◆ Working data ◆

--------------------------------------------------

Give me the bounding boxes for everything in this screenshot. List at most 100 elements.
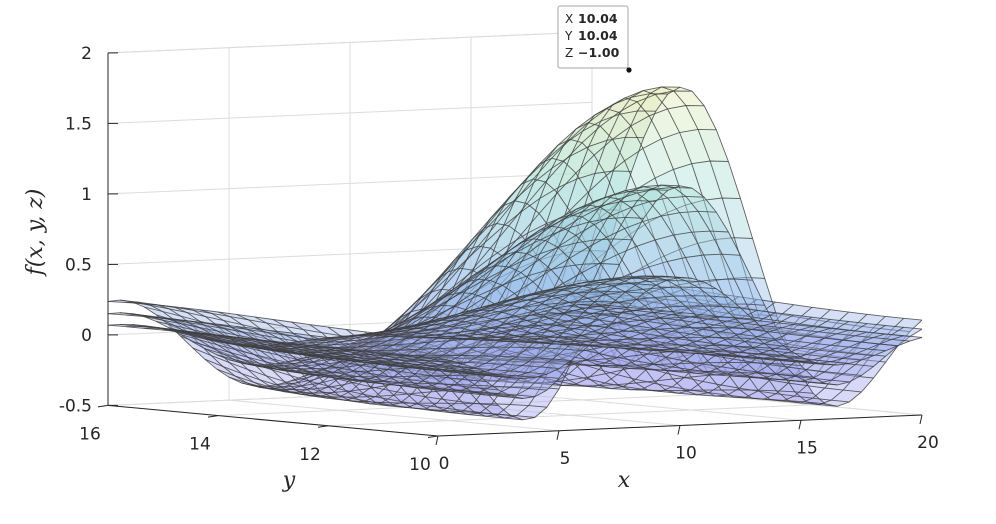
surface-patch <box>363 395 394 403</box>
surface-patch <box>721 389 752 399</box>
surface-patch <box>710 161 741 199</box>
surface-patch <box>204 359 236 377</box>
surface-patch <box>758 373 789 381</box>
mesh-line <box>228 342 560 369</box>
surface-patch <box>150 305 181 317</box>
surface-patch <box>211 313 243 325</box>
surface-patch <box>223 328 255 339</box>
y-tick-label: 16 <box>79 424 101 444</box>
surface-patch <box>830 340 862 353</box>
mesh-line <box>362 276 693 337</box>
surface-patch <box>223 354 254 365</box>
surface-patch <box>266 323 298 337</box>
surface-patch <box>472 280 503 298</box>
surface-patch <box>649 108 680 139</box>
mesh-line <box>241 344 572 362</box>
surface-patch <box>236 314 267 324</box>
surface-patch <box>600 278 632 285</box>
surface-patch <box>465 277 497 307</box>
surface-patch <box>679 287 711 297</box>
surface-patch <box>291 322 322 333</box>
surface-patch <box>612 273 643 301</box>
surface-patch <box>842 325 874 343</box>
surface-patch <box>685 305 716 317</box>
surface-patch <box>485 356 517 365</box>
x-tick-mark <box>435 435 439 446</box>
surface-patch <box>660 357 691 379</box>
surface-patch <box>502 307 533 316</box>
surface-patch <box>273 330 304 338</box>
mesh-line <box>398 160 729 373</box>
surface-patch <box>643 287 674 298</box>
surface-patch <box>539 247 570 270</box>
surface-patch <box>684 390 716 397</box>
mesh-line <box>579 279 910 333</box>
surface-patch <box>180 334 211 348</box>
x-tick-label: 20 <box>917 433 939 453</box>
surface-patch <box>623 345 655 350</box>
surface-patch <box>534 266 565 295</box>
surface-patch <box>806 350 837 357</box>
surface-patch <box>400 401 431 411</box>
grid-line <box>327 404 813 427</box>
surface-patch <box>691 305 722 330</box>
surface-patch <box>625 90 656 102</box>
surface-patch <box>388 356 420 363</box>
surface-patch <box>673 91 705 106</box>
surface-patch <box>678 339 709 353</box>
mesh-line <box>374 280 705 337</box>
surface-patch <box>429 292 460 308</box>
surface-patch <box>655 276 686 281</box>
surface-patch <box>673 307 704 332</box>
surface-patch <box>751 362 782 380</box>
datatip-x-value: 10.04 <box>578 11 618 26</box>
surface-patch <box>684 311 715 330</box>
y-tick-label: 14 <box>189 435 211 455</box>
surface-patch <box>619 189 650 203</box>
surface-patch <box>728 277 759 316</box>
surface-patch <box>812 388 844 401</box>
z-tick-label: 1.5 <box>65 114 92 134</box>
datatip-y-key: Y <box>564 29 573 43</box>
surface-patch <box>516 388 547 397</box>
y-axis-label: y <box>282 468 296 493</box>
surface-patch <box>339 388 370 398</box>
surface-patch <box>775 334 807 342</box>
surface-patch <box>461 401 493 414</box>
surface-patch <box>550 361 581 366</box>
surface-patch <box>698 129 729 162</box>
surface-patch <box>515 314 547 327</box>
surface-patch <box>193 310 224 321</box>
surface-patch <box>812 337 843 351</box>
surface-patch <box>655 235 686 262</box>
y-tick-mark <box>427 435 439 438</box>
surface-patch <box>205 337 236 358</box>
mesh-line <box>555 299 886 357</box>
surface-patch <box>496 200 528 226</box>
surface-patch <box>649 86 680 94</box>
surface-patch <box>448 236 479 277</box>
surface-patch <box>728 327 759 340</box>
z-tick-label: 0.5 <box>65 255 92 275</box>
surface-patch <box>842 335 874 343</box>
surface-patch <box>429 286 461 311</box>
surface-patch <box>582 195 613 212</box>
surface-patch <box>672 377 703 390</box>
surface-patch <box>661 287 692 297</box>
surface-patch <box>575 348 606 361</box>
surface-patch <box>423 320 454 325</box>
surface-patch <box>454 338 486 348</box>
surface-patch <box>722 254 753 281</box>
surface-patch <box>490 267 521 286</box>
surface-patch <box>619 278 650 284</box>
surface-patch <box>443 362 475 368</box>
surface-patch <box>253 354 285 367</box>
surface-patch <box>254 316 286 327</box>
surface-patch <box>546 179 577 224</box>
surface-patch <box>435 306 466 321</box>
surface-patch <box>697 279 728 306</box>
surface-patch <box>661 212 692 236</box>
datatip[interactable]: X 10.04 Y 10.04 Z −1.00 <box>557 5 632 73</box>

--------------------------------------------------

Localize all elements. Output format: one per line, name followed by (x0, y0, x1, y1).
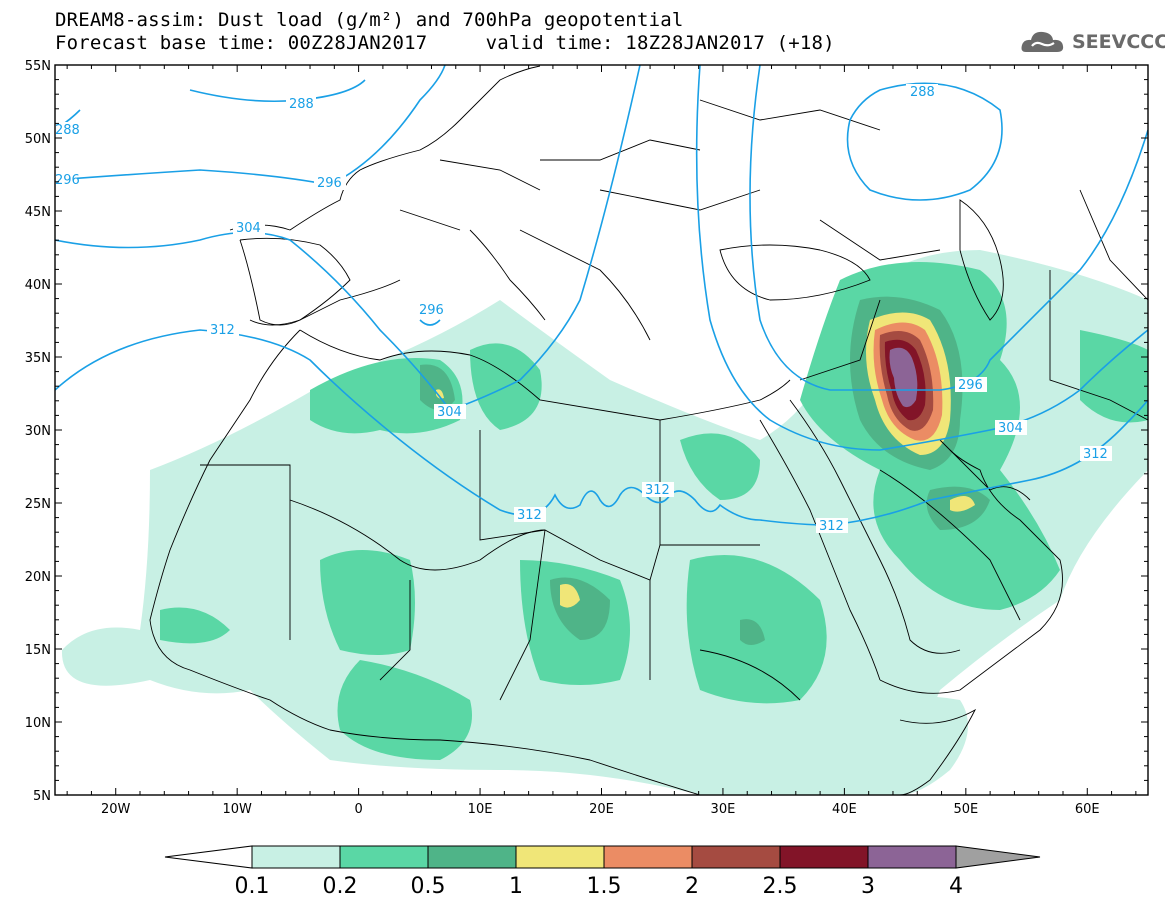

--------------------------------------------------

◆ Instructions to follow ◆
Copy the material word for word, beginning at the line that contains "Give me the" and stopping after the line that contains "surface-patch <box>266 323 298 337</box>". Leave out the pictures.

◆ Response for this exercise ◆
Give me the bounding boxes for everything in this screenshot. List at most 100 elements.
surface-patch <box>363 395 394 403</box>
surface-patch <box>721 389 752 399</box>
surface-patch <box>710 161 741 199</box>
surface-patch <box>204 359 236 377</box>
surface-patch <box>758 373 789 381</box>
mesh-line <box>228 342 560 369</box>
surface-patch <box>150 305 181 317</box>
surface-patch <box>211 313 243 325</box>
surface-patch <box>223 328 255 339</box>
y-tick-label: 16 <box>79 424 101 444</box>
surface-patch <box>830 340 862 353</box>
mesh-line <box>362 276 693 337</box>
surface-patch <box>223 354 254 365</box>
surface-patch <box>266 323 298 337</box>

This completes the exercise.